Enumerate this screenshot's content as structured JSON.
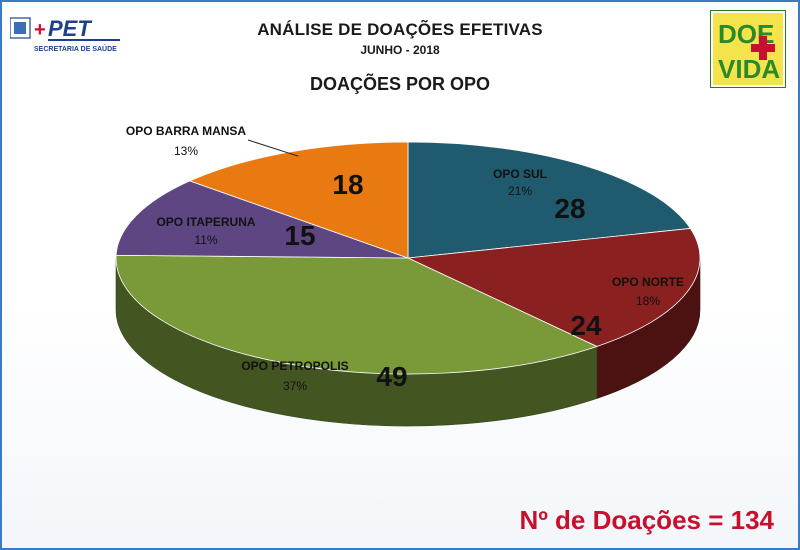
{
  "header": {
    "title": "ANÁLISE DE DOAÇÕES EFETIVAS",
    "subtitle": "JUNHO - 2018",
    "chart_title": "DOAÇÕES POR OPO"
  },
  "logos": {
    "left_name": "PET",
    "left_tagline": "SECRETARIA DE SAÚDE",
    "right_line1": "DOE",
    "right_line2": "VIDA"
  },
  "footer": {
    "total_text": "Nº de Doações = 134"
  },
  "colors": {
    "sul": "#1f5a6e",
    "norte": "#8b2020",
    "petropolis": "#7a9a3a",
    "itaperuna": "#5e4682",
    "barra_mansa": "#e97a12",
    "accent_red": "#c8102e"
  },
  "chart_data": {
    "type": "pie",
    "title": "DOAÇÕES POR OPO",
    "total": 134,
    "slices": [
      {
        "label": "OPO SUL",
        "value": 28,
        "percent": "21%"
      },
      {
        "label": "OPO NORTE",
        "value": 24,
        "percent": "18%"
      },
      {
        "label": "OPO PETROPOLIS",
        "value": 49,
        "percent": "37%"
      },
      {
        "label": "OPO ITAPERUNA",
        "value": 15,
        "percent": "11%"
      },
      {
        "label": "OPO BARRA MANSA",
        "value": 18,
        "percent": "13%"
      }
    ]
  }
}
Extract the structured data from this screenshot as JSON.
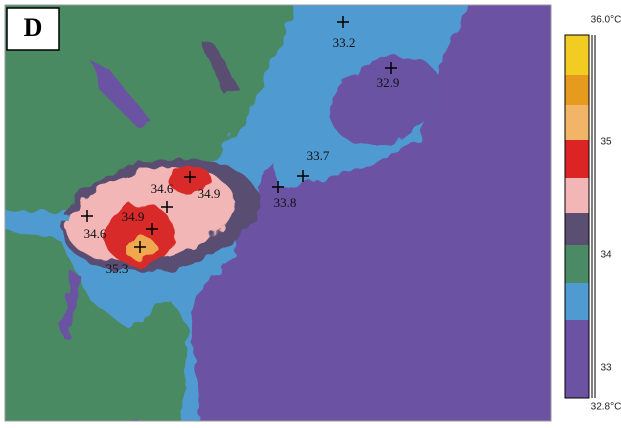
{
  "panel_label": "D",
  "points": [
    {
      "label": "33.2"
    },
    {
      "label": "32.9"
    },
    {
      "label": "33.7"
    },
    {
      "label": "33.8"
    },
    {
      "label": "34.6"
    },
    {
      "label": "34.9"
    },
    {
      "label": "34.9"
    },
    {
      "label": "34.6"
    },
    {
      "label": "35.3"
    }
  ],
  "colorbar": {
    "labels": [
      "36.0°C",
      "35",
      "34",
      "33",
      "32.8°C"
    ]
  }
}
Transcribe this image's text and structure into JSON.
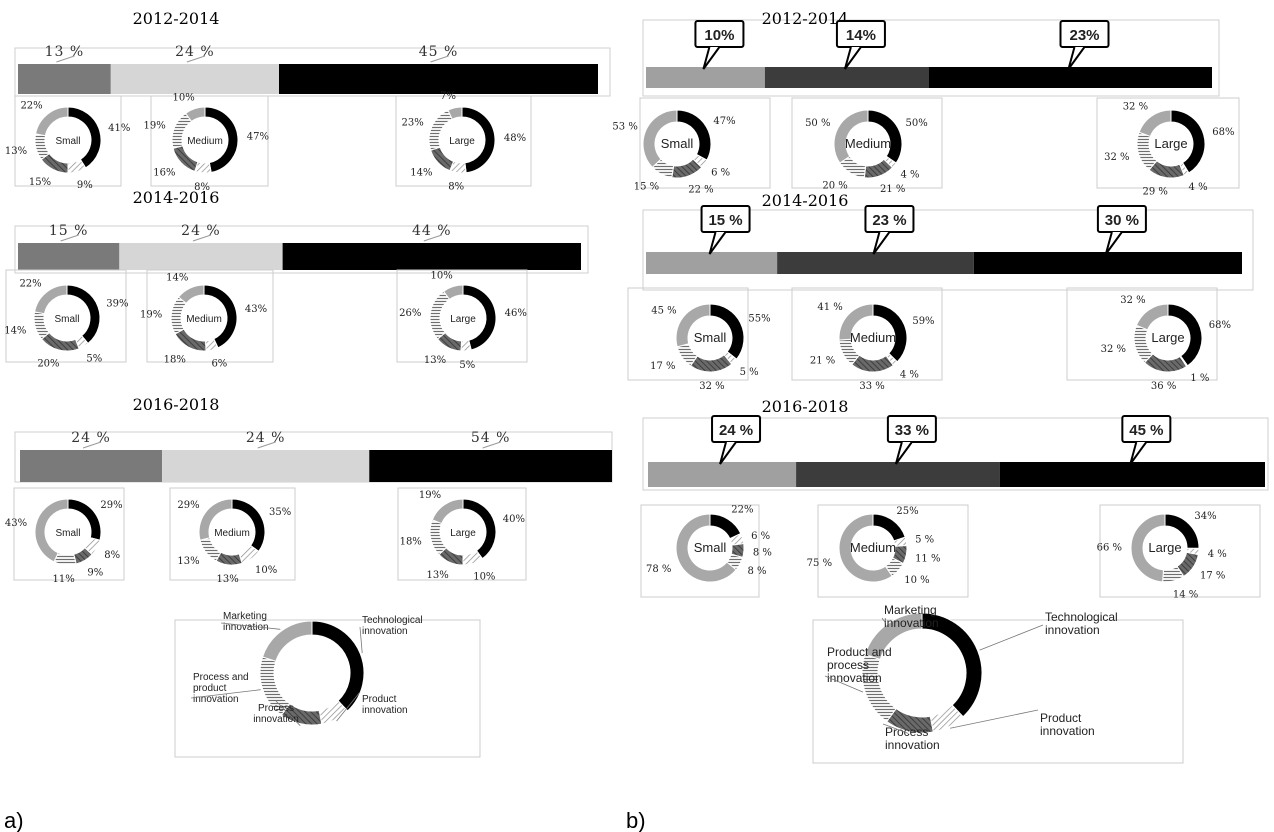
{
  "panel_labels": {
    "a": "a)",
    "b": "b)"
  },
  "chart_data": [
    {
      "panel": "a",
      "type": "bar",
      "title": "2012-2014",
      "segments": [
        "13 %",
        "24 %",
        "45 %"
      ],
      "donuts": [
        {
          "label": "Small",
          "values": [
            41,
            9,
            15,
            13,
            22
          ],
          "labels": [
            "41%",
            "9%",
            "15%",
            "13%",
            "22%"
          ]
        },
        {
          "label": "Medium",
          "values": [
            47,
            8,
            16,
            19,
            10
          ],
          "labels": [
            "47%",
            "8%",
            "16%",
            "19%",
            "10%"
          ]
        },
        {
          "label": "Large",
          "values": [
            48,
            8,
            14,
            23,
            7
          ],
          "labels": [
            "48%",
            "8%",
            "14%",
            "23%",
            "7%"
          ]
        }
      ]
    },
    {
      "panel": "a",
      "type": "bar",
      "title": "2014-2016",
      "segments": [
        "15 %",
        "24 %",
        "44 %"
      ],
      "donuts": [
        {
          "label": "Small",
          "values": [
            39,
            5,
            20,
            14,
            22
          ],
          "labels": [
            "39%",
            "5%",
            "20%",
            "14%",
            "22%"
          ]
        },
        {
          "label": "Medium",
          "values": [
            43,
            6,
            18,
            19,
            14
          ],
          "labels": [
            "43%",
            "6%",
            "18%",
            "19%",
            "14%"
          ]
        },
        {
          "label": "Large",
          "values": [
            46,
            5,
            13,
            26,
            10
          ],
          "labels": [
            "46%",
            "5%",
            "13%",
            "26%",
            "10%"
          ]
        }
      ]
    },
    {
      "panel": "a",
      "type": "bar",
      "title": "2016-2018",
      "segments": [
        "24 %",
        "24 %",
        "54 %"
      ],
      "donuts": [
        {
          "label": "Small",
          "values": [
            29,
            8,
            9,
            11,
            43
          ],
          "labels": [
            "29%",
            "8%",
            "9%",
            "11%",
            "43%"
          ]
        },
        {
          "label": "Medium",
          "values": [
            35,
            10,
            13,
            13,
            29
          ],
          "labels": [
            "35%",
            "10%",
            "13%",
            "13%",
            "29%"
          ]
        },
        {
          "label": "Large",
          "values": [
            40,
            10,
            13,
            18,
            19
          ],
          "labels": [
            "40%",
            "10%",
            "13%",
            "18%",
            "19%"
          ]
        }
      ]
    },
    {
      "panel": "b",
      "type": "bar",
      "title": "2012-2014",
      "segments": [
        "10%",
        "14%",
        "23%"
      ],
      "donuts": [
        {
          "label": "Small",
          "values": [
            47,
            6,
            22,
            15,
            53
          ],
          "labels": [
            "47%",
            "6 %",
            "22 %",
            "15 %",
            "53 %"
          ]
        },
        {
          "label": "Medium",
          "values": [
            50,
            4,
            21,
            20,
            50
          ],
          "labels": [
            "50%",
            "4 %",
            "21 %",
            "20 %",
            "50 %"
          ]
        },
        {
          "label": "Large",
          "values": [
            68,
            4,
            29,
            32,
            32
          ],
          "labels": [
            "68%",
            "4 %",
            "29 %",
            "32 %",
            "32 %"
          ]
        }
      ]
    },
    {
      "panel": "b",
      "type": "bar",
      "title": "2014-2016",
      "segments": [
        "15 %",
        "23 %",
        "30 %"
      ],
      "donuts": [
        {
          "label": "Small",
          "values": [
            55,
            5,
            32,
            17,
            45
          ],
          "labels": [
            "55%",
            "5 %",
            "32 %",
            "17 %",
            "45 %"
          ]
        },
        {
          "label": "Medium",
          "values": [
            59,
            4,
            33,
            21,
            41
          ],
          "labels": [
            "59%",
            "4 %",
            "33 %",
            "21 %",
            "41 %"
          ]
        },
        {
          "label": "Large",
          "values": [
            68,
            1,
            36,
            32,
            32
          ],
          "labels": [
            "68%",
            "1 %",
            "36 %",
            "32 %",
            "32 %"
          ]
        }
      ]
    },
    {
      "panel": "b",
      "type": "bar",
      "title": "2016-2018",
      "segments": [
        "24 %",
        "33 %",
        "45 %"
      ],
      "donuts": [
        {
          "label": "Small",
          "values": [
            22,
            6,
            8,
            8,
            78
          ],
          "labels": [
            "22%",
            "6 %",
            "8 %",
            "8 %",
            "78 %"
          ]
        },
        {
          "label": "Medium",
          "values": [
            25,
            5,
            11,
            10,
            75
          ],
          "labels": [
            "25%",
            "5 %",
            "11 %",
            "10 %",
            "75 %"
          ]
        },
        {
          "label": "Large",
          "values": [
            34,
            4,
            17,
            14,
            66
          ],
          "labels": [
            "34%",
            "4 %",
            "17 %",
            "14 %",
            "66 %"
          ]
        }
      ]
    }
  ],
  "legends": [
    {
      "panel": "a",
      "type": "pie",
      "values": [
        38,
        9,
        13,
        20,
        20
      ],
      "labels": [
        "Technological innovation",
        "Product innovation",
        "Process innovation",
        "Process and product innovation",
        "Marketing innovation"
      ]
    },
    {
      "panel": "b",
      "type": "pie",
      "values": [
        38,
        9,
        13,
        20,
        20
      ],
      "labels": [
        "Technological innovation",
        "Product innovation",
        "Process innovation",
        "Product and process innovation",
        "Marketing innovation"
      ]
    }
  ],
  "colors": {
    "tech": "#000000",
    "product": "#d0d0d0",
    "process": "#555555",
    "procprod": "#c8c8c8",
    "marketing": "#a8a8a8",
    "bar_a": [
      "#7a7a7a",
      "#d6d6d6",
      "#000000"
    ],
    "bar_b": [
      "#a0a0a0",
      "#3c3c3c",
      "#000000"
    ]
  }
}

▶ **What you need to do**: From the data, list each line in which the string "screenshot" appears.

▶ **Response to the task**:
Enumerate this screenshot's content as structured JSON.
Extract the structured data from this screenshot as JSON.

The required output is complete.